• To do
Every line below that includes "active" counts toward the total. Report that total alone.

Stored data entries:
- - - -
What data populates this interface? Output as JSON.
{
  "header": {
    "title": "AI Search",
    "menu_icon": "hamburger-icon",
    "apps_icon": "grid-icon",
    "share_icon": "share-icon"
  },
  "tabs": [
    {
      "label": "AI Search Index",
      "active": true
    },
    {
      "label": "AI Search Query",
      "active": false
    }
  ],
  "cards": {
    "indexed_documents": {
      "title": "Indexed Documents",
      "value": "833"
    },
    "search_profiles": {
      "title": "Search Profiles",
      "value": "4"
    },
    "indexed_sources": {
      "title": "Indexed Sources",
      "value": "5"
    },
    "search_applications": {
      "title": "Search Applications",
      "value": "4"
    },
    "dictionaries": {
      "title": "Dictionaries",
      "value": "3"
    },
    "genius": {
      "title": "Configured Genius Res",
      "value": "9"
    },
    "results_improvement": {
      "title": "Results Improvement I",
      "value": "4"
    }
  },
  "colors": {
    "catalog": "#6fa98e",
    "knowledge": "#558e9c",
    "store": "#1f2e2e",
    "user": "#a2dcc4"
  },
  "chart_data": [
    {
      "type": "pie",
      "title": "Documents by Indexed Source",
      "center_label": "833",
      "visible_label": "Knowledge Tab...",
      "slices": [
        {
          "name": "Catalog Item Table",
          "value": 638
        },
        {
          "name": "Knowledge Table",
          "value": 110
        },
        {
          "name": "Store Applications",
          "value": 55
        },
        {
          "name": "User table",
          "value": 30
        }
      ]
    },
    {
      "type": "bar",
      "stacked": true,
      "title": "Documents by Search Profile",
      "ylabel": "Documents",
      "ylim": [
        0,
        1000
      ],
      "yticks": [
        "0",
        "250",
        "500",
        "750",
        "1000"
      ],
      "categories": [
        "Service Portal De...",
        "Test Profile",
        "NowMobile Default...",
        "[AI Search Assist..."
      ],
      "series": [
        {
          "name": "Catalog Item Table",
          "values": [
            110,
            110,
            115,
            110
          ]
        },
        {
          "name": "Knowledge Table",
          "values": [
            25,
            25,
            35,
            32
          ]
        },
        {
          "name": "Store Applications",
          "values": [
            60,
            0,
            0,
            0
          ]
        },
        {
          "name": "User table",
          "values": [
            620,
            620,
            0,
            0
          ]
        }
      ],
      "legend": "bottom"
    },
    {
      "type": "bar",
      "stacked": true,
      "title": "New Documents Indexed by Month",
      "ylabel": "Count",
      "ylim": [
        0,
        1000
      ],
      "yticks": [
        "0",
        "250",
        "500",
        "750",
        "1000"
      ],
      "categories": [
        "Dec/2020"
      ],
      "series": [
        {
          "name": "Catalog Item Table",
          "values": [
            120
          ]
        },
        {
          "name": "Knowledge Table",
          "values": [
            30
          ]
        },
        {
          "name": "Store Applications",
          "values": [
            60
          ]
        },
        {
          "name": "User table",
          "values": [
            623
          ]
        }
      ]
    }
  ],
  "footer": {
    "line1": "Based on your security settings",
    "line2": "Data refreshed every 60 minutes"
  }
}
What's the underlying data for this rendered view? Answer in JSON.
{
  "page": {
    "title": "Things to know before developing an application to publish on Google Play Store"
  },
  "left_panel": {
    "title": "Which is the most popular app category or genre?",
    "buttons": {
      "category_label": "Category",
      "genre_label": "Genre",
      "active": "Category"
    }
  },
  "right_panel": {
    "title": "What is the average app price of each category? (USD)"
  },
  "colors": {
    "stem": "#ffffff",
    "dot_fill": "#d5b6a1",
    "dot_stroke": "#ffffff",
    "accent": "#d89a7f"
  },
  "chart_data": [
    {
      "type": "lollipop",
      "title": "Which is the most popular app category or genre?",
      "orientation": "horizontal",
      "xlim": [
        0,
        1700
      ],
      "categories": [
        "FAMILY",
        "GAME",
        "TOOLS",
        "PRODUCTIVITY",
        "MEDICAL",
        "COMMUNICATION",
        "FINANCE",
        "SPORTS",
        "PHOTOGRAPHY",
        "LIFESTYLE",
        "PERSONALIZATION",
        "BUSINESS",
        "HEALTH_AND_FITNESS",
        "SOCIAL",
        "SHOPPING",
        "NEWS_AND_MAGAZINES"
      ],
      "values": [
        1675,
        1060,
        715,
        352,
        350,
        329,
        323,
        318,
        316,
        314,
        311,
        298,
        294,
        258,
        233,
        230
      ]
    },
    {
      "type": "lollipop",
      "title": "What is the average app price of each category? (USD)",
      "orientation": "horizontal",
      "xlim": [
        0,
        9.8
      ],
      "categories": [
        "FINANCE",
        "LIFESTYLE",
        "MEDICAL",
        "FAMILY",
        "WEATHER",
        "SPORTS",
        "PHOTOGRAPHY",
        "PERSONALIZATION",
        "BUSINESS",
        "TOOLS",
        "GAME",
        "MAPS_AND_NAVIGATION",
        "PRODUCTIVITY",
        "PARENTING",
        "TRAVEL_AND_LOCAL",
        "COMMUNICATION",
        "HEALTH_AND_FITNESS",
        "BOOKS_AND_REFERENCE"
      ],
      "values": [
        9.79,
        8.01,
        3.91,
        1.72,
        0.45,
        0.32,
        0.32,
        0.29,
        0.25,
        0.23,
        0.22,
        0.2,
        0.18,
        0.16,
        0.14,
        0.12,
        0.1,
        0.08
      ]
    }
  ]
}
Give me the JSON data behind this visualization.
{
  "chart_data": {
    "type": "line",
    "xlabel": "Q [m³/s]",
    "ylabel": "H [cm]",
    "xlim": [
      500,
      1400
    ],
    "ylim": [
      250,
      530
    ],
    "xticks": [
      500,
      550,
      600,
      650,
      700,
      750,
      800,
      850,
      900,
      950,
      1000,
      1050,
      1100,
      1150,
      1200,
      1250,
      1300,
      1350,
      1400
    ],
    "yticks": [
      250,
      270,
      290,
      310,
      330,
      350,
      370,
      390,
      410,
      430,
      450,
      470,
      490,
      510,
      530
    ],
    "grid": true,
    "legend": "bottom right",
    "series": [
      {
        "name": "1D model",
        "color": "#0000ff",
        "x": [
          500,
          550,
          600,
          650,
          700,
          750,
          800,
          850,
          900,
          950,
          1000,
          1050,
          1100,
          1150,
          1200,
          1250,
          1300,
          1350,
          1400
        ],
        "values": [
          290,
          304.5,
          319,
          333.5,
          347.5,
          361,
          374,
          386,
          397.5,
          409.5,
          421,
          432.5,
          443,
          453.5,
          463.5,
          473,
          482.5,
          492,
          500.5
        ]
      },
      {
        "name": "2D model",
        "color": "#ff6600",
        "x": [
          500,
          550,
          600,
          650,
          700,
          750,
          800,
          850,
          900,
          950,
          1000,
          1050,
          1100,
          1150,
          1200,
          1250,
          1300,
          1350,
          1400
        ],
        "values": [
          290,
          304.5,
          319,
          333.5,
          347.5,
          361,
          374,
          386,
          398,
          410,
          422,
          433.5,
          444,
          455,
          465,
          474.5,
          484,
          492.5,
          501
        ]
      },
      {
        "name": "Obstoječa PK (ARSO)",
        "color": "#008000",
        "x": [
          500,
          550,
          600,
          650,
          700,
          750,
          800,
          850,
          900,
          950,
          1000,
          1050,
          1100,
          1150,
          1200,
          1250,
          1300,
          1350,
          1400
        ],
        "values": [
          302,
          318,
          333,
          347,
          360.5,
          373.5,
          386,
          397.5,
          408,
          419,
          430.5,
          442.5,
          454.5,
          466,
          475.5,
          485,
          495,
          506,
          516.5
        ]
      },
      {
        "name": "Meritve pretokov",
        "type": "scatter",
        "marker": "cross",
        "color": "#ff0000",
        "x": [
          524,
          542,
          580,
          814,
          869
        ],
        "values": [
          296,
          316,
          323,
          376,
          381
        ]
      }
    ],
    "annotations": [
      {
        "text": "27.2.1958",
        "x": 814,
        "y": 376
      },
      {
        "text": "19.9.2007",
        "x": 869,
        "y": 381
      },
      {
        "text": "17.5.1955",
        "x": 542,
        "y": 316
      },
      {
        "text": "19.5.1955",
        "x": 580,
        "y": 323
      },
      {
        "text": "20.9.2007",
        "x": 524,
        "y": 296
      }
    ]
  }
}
- - - -
• Task response
3